• **Given records**:
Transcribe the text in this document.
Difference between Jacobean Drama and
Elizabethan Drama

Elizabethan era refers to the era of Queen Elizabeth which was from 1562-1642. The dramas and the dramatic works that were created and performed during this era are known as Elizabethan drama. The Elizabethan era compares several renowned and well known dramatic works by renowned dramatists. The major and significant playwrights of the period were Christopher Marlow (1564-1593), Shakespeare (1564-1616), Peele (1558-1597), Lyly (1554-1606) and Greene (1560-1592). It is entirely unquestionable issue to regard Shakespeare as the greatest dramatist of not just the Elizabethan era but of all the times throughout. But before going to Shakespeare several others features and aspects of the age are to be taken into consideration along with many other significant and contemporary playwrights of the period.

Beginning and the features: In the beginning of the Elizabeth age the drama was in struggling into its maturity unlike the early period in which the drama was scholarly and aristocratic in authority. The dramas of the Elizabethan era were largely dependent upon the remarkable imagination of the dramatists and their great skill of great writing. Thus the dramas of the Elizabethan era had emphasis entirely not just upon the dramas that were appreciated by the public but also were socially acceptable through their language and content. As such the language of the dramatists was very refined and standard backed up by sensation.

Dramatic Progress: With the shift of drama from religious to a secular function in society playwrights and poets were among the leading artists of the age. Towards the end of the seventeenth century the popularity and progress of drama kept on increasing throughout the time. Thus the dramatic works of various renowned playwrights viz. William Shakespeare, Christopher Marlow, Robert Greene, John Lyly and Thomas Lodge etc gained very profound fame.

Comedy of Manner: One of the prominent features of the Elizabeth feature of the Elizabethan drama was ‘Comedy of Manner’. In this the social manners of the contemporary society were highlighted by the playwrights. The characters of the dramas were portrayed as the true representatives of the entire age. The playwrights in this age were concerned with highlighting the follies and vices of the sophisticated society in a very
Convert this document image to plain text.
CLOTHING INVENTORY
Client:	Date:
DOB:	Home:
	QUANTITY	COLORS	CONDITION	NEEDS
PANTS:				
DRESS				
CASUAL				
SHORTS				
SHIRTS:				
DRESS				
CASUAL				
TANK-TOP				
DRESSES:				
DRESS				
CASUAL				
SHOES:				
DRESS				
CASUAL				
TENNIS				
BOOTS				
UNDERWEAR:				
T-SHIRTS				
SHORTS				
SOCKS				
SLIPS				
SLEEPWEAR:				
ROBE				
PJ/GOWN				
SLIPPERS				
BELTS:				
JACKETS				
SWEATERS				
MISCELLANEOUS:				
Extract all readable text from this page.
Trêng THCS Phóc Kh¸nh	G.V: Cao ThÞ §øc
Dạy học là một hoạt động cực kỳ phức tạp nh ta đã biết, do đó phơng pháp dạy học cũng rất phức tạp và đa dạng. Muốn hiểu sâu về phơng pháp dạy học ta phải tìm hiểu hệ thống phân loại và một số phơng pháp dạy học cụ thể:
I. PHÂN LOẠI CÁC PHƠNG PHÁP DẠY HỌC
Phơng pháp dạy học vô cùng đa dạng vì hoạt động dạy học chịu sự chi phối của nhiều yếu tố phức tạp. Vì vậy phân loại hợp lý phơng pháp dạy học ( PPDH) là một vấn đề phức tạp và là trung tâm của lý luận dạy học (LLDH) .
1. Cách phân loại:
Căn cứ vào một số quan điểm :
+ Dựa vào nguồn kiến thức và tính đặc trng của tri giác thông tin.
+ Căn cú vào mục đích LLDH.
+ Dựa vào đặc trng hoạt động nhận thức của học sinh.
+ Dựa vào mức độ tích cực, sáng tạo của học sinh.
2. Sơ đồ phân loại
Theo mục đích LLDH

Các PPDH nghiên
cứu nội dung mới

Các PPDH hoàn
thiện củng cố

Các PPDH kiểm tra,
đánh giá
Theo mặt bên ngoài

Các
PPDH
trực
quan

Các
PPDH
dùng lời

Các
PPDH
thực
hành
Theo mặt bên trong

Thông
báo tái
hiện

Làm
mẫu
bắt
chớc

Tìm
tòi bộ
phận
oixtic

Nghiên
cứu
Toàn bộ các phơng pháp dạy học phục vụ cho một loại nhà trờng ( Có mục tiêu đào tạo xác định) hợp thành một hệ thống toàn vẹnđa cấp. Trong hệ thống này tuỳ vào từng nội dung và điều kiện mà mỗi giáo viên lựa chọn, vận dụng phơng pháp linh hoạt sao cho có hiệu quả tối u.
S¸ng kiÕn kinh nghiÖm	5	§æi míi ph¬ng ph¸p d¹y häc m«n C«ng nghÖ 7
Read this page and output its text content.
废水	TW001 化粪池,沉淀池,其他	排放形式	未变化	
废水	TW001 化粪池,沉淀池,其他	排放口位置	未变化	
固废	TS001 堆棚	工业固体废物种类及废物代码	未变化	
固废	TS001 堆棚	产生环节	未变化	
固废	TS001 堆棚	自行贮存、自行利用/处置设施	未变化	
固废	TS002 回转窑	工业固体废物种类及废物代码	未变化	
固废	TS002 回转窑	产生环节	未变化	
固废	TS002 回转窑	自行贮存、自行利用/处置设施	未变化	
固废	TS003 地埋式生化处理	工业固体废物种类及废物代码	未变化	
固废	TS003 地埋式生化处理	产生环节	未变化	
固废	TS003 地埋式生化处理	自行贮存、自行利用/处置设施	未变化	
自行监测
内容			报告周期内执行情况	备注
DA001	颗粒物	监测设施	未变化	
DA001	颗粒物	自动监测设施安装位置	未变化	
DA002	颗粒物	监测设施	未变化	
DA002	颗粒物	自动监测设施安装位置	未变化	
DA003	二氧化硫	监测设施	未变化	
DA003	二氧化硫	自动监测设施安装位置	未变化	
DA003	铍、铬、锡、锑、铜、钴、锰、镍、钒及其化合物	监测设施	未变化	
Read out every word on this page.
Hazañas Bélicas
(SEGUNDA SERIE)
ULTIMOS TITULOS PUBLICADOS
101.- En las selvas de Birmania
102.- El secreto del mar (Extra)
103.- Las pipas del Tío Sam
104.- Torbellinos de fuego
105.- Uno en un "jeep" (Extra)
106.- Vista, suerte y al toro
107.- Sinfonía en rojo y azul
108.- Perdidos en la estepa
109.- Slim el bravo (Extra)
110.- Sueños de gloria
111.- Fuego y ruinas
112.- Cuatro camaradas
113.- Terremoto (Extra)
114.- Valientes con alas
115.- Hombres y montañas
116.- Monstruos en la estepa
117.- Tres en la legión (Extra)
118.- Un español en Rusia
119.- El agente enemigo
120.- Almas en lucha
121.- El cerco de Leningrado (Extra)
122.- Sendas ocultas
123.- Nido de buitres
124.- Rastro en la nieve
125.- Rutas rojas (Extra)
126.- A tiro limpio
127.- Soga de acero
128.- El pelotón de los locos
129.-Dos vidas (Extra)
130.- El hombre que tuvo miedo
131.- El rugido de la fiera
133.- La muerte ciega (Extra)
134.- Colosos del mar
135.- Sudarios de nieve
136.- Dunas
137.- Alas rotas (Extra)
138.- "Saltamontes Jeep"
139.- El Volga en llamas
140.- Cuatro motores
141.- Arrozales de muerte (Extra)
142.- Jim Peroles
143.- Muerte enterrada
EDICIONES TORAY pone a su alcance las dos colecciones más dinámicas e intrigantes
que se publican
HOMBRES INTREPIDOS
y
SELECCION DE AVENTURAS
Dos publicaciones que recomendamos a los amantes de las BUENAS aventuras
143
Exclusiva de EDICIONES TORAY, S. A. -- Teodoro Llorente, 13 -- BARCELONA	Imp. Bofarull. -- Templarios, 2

• **Written exercise**:
Among the lines of the listing, how many hold the string "TORAY"? Respond with only the number.

• **Reply**:
2